REQUIREMENTS:
Copy out every line containing the word "субсидий".

MATERIAL SUPPLIED:
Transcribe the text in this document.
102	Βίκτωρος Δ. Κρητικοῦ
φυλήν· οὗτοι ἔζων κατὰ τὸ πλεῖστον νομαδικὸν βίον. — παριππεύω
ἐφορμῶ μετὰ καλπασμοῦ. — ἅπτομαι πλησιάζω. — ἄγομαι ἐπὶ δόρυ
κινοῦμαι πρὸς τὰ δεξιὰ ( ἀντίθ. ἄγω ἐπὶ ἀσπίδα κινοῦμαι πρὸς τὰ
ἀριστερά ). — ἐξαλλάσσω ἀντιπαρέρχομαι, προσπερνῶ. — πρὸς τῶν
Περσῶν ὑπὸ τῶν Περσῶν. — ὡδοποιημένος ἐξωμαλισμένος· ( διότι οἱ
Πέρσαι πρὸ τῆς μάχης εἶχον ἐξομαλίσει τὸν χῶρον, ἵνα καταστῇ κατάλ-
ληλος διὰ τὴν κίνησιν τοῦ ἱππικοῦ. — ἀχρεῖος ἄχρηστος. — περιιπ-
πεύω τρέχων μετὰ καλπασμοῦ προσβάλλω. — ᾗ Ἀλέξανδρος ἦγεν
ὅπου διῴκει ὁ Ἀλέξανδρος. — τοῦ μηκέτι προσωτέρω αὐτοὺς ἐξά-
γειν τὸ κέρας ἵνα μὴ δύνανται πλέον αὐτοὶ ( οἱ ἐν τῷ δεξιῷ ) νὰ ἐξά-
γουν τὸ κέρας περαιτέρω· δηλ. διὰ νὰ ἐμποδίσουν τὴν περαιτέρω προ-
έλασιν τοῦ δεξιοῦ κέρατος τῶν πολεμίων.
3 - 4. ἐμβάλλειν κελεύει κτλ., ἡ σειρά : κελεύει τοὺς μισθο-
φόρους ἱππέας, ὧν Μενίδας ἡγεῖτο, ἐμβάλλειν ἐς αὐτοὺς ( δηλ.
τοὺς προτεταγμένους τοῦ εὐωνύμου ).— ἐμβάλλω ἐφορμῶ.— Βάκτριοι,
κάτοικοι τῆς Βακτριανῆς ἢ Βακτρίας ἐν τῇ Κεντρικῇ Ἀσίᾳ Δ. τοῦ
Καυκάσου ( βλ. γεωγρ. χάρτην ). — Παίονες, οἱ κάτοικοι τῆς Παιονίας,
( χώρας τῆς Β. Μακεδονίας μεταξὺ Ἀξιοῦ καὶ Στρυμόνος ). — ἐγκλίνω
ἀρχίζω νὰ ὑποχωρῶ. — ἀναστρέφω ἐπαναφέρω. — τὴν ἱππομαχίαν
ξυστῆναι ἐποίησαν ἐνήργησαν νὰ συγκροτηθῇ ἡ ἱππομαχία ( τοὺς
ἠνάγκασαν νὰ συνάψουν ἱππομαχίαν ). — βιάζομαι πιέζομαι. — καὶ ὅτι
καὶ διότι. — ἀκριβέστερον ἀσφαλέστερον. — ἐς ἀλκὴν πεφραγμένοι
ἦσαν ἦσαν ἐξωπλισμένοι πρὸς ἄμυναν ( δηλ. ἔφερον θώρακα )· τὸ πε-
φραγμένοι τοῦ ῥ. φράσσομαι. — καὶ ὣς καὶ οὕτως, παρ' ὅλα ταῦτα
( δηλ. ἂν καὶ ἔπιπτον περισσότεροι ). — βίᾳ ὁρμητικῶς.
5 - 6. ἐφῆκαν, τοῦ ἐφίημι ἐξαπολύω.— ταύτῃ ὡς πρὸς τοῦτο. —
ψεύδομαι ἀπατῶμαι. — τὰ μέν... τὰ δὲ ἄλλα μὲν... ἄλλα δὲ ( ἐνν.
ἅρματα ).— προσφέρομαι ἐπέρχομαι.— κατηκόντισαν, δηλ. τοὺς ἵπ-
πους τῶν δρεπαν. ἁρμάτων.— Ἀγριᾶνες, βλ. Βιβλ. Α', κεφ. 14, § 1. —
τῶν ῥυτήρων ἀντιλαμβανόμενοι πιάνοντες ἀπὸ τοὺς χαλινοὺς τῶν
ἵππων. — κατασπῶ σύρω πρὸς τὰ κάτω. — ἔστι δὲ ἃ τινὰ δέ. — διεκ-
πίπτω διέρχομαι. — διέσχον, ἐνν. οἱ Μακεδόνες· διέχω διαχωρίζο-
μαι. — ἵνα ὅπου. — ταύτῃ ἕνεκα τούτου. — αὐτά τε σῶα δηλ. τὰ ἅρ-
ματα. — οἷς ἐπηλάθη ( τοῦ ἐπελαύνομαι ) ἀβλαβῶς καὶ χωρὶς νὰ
==
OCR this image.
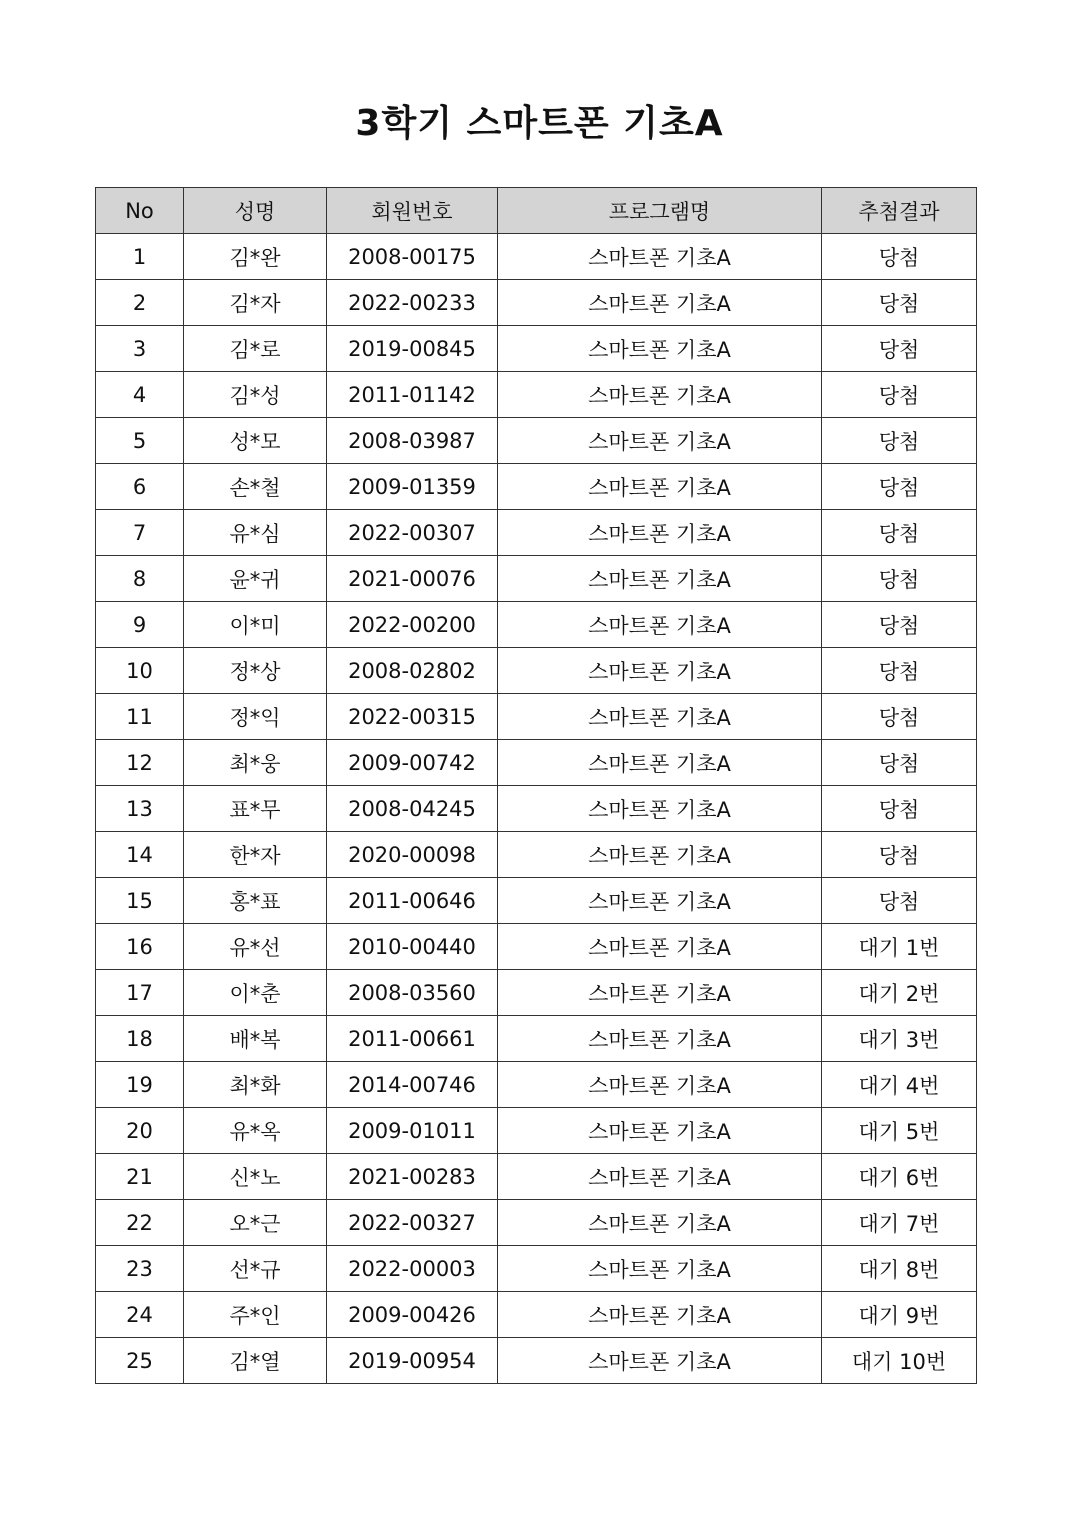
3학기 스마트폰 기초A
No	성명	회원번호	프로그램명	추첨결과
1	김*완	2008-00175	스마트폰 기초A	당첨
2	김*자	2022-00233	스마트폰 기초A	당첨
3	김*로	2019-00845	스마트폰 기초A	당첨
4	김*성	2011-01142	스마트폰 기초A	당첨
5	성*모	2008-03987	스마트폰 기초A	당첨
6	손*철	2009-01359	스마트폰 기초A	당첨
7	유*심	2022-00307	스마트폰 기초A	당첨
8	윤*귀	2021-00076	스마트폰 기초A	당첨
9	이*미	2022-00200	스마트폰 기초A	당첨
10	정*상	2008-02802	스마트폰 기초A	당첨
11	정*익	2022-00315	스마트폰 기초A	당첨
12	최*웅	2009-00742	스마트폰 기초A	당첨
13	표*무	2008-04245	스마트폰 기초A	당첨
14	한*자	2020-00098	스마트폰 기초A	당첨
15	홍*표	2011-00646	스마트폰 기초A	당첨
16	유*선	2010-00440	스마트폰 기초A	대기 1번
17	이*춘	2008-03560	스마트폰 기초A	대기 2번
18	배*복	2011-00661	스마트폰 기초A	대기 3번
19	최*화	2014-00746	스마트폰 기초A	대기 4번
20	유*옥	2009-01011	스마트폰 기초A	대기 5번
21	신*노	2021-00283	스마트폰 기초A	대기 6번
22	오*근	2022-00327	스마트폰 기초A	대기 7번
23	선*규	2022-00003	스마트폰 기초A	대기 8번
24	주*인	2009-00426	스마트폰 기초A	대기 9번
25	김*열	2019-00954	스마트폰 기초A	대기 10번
---
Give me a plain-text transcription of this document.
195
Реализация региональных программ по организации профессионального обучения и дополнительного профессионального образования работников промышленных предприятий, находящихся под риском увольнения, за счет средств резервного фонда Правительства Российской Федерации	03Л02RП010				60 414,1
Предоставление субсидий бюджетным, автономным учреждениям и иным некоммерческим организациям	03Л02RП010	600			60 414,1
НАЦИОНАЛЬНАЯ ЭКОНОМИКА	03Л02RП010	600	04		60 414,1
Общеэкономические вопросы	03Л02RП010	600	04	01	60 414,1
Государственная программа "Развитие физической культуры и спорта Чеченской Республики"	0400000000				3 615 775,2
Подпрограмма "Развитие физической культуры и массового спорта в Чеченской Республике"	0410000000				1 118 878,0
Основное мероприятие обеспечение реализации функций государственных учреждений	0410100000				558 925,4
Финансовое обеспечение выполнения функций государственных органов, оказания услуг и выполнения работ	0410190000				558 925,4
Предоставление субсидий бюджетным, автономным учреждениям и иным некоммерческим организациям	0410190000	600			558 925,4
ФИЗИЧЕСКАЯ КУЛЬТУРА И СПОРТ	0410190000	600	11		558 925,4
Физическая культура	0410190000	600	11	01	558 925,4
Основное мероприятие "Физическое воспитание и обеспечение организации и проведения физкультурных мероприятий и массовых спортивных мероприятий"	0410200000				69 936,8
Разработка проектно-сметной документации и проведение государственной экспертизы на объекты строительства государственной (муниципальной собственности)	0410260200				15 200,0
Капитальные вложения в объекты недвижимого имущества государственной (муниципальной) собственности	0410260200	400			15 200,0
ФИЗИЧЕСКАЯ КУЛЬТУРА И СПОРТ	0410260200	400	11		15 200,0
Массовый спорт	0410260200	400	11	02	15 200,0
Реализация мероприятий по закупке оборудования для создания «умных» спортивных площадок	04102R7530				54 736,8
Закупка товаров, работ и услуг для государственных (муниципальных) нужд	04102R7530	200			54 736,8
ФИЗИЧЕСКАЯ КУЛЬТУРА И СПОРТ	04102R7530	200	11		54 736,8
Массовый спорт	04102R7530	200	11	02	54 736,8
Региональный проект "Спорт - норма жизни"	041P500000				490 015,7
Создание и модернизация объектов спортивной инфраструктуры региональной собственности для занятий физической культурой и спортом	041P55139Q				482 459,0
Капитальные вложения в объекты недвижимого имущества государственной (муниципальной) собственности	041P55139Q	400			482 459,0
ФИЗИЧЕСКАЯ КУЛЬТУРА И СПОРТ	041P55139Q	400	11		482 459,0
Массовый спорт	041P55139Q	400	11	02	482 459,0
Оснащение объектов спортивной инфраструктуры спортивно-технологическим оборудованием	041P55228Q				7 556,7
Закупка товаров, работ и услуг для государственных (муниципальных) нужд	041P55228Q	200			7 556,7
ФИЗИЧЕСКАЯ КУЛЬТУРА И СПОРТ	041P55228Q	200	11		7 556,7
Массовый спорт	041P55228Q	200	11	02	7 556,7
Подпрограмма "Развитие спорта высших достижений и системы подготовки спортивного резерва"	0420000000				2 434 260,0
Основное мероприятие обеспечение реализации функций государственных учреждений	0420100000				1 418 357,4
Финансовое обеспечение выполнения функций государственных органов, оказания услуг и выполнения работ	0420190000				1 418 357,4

EXERCISE ANSWER:
Предоставление субсидий бюджетным, автономным учреждениям и иным некоммерческим организациям	03Л02RП010	600			60 414,1
Предоставление субсидий бюджетным, автономным учреждениям и иным некоммерческим организациям	0410190000	600			558 925,4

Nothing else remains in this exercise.